--- BEGIN GIVEN RECORDS ---

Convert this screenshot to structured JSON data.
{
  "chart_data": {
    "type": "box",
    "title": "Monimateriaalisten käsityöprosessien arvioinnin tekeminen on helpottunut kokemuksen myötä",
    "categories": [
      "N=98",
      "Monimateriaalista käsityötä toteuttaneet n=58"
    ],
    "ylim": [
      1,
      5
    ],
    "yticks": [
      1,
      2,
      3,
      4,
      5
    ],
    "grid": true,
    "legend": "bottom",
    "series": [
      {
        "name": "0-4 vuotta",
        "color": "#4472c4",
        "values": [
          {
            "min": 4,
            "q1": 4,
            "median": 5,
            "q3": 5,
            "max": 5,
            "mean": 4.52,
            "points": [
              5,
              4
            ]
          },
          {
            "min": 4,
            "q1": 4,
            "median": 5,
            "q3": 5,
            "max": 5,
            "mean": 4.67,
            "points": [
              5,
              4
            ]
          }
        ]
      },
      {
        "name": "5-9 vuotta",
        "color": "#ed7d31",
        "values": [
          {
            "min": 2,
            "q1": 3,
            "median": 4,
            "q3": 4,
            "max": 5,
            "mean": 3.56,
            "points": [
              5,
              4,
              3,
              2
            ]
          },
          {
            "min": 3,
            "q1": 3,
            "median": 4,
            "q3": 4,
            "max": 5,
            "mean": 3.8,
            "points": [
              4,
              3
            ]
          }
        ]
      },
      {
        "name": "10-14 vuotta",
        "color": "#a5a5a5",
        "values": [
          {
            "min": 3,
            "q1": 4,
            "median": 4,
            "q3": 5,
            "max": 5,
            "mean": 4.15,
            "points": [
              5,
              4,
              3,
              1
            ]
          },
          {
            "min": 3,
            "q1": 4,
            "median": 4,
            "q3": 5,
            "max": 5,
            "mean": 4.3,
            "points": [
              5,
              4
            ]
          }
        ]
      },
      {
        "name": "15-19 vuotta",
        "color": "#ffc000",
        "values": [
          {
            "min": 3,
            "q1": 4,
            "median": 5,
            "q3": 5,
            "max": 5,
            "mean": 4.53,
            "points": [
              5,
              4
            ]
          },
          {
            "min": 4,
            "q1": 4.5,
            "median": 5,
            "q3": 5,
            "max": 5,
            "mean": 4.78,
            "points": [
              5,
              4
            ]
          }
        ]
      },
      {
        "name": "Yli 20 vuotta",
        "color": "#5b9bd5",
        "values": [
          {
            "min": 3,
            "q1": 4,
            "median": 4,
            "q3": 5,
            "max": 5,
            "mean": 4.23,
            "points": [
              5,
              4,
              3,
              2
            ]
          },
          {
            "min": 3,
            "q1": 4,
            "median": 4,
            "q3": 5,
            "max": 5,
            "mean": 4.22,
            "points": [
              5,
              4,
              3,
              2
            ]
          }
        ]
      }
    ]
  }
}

--- END GIVEN RECORDS ---
--- BEGIN GIVEN RECORDS ---

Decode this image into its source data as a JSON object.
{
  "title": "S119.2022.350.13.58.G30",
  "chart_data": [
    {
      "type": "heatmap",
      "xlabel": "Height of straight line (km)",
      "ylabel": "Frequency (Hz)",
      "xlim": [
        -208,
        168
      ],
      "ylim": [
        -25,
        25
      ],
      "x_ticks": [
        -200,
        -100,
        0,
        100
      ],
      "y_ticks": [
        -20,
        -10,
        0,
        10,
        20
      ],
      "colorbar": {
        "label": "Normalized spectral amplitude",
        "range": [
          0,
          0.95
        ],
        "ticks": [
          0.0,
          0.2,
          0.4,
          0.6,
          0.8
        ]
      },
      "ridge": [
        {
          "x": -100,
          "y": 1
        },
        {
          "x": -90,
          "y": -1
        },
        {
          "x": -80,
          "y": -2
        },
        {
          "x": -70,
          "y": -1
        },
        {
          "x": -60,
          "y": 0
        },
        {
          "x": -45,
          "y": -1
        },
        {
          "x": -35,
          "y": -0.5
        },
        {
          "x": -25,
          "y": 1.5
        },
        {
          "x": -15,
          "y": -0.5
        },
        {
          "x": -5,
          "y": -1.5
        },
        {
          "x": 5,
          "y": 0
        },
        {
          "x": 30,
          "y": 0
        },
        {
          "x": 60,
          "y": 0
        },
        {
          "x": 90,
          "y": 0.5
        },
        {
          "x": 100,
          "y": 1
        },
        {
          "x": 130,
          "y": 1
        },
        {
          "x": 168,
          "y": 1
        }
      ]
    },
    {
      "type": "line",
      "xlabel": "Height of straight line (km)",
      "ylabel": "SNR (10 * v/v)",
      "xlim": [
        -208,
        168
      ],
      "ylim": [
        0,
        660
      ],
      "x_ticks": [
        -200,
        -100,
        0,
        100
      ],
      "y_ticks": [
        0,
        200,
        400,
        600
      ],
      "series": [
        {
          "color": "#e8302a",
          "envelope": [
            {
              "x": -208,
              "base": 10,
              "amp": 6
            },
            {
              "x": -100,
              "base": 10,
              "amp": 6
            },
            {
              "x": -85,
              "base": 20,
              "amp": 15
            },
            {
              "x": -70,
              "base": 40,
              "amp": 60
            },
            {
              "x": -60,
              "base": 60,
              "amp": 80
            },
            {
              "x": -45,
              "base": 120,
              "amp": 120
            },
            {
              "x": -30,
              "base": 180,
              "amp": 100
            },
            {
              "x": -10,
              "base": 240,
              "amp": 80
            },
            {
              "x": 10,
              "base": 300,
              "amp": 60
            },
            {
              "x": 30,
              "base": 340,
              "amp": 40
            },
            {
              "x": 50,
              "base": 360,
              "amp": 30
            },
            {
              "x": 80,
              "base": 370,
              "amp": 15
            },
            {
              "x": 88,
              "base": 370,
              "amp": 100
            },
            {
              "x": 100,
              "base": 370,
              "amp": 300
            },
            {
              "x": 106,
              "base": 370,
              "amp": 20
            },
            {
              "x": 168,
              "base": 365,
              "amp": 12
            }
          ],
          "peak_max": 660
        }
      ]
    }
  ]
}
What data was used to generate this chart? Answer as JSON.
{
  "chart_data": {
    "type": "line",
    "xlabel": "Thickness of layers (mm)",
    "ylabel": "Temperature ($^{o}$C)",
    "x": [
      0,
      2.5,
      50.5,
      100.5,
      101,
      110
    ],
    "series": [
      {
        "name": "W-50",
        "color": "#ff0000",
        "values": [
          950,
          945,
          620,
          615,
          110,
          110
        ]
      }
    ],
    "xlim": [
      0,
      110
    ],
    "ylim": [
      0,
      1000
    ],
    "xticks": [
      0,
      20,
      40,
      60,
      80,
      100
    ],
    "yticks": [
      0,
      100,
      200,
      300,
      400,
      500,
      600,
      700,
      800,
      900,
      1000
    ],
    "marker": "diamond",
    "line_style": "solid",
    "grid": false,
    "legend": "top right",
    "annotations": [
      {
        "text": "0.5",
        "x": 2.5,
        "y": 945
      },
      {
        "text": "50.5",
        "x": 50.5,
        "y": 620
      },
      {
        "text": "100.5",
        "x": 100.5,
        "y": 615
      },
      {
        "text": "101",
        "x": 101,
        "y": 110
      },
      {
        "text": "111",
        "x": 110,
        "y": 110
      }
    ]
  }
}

--- END GIVEN RECORDS ---

#### WHAT IS ASKED:
Extract every line that has the string "JSON" in it.

#### RESPONSE TO THIS TASK:
Convert this screenshot to structured JSON data.
Decode this image into its source data as a JSON object.
What data was used to generate this chart? Answer as JSON.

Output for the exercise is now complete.